_Source data_

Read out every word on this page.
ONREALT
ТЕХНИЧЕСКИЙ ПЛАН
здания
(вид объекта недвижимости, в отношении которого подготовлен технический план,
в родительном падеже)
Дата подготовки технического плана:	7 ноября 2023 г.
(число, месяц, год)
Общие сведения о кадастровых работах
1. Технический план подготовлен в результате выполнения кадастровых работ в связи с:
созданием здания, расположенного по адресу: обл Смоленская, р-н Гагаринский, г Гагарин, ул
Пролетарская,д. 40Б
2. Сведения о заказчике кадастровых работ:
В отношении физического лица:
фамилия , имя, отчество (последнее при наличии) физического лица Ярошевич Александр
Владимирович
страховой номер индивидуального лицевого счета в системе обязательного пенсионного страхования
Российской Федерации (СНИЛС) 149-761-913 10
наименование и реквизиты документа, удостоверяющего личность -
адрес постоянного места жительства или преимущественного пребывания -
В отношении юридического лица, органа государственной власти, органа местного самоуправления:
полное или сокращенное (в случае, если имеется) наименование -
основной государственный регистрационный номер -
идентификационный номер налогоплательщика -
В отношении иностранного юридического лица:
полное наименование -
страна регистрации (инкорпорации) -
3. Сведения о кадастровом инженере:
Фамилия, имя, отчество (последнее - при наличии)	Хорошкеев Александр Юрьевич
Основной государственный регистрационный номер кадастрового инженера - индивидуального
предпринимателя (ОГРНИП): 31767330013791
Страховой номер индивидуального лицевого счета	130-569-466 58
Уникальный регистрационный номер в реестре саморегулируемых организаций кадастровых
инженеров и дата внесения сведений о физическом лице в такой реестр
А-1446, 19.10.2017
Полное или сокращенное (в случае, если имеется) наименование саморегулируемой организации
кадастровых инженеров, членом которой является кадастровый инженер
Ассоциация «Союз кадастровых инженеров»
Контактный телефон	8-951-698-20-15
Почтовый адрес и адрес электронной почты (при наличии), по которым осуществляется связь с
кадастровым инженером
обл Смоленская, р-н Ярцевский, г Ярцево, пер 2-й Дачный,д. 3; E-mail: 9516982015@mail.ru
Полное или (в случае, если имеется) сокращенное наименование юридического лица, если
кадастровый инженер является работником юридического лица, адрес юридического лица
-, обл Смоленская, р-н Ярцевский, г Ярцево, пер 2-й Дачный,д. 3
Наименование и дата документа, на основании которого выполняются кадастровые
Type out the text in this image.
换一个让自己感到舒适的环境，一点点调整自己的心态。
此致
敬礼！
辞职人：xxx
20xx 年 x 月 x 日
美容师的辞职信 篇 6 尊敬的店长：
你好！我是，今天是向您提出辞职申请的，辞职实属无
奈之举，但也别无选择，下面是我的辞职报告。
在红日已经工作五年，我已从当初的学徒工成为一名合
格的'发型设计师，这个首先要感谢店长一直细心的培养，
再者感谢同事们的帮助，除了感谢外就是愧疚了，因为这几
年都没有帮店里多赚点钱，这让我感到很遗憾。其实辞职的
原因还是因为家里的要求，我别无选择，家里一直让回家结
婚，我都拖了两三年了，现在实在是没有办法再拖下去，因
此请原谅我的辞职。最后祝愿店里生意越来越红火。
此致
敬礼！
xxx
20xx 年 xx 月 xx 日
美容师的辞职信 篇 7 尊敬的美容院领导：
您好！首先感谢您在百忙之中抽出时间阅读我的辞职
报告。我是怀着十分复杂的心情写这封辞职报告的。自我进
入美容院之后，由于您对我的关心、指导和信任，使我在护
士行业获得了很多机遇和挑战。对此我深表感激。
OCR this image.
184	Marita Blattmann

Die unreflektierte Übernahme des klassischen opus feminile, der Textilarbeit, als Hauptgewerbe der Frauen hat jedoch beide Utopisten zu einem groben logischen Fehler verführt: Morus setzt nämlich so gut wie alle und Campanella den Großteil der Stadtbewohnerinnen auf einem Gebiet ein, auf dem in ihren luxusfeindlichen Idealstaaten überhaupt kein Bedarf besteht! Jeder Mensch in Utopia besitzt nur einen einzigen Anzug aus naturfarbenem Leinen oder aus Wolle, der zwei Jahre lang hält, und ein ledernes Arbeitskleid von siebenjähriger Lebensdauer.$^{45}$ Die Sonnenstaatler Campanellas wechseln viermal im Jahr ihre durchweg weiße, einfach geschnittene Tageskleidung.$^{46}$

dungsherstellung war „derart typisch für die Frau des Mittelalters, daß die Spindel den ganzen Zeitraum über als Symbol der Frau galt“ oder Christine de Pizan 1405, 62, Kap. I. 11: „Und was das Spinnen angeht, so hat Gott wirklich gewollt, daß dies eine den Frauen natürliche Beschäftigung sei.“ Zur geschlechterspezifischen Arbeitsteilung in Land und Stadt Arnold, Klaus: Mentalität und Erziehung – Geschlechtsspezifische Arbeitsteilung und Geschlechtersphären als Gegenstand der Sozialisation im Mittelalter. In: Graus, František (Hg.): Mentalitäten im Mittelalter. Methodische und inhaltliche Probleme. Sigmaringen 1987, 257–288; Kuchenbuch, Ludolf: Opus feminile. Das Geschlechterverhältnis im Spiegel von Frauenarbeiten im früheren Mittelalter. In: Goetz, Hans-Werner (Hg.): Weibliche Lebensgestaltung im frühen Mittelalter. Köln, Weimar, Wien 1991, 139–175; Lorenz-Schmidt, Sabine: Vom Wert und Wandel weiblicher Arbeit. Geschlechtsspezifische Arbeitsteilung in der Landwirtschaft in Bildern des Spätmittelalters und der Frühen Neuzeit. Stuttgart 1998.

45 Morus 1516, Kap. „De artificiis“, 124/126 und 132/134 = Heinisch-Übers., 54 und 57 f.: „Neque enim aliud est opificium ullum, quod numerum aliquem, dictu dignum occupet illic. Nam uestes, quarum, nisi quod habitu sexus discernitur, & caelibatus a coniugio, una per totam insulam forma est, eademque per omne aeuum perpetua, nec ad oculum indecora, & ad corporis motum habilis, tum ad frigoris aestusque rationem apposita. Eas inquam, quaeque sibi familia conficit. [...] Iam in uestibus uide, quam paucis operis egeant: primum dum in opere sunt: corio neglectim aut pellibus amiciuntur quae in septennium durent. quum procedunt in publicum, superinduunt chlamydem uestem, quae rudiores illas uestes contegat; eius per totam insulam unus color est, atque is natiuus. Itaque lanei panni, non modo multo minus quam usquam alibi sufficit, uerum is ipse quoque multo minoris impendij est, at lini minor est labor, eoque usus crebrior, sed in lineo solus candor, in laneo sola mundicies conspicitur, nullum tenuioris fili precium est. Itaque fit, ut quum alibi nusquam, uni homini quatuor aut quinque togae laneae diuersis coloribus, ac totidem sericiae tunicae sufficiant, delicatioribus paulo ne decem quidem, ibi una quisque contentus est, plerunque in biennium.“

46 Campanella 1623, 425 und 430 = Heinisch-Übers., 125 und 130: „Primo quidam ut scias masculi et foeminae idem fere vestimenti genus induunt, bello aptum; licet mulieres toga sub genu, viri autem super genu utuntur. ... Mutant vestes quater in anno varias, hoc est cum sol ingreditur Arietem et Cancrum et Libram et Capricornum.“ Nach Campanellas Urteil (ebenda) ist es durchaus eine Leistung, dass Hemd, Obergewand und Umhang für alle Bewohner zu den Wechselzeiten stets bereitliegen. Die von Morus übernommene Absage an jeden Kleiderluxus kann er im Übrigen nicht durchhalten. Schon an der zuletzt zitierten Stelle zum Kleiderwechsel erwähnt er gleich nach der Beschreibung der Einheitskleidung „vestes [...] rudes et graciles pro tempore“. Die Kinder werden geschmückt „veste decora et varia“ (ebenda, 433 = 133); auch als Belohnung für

_Required task_
List each line in the listing that contains the string "Дачный".

_Solution to the exercise_
обл Смоленская, р-н Ярцевский, г Ярцево, пер 2-й Дачный,д. 3; E-mail: 9516982015@mail.ru
-, обл Смоленская, р-н Ярцевский, г Ярцево, пер 2-й Дачный,д. 3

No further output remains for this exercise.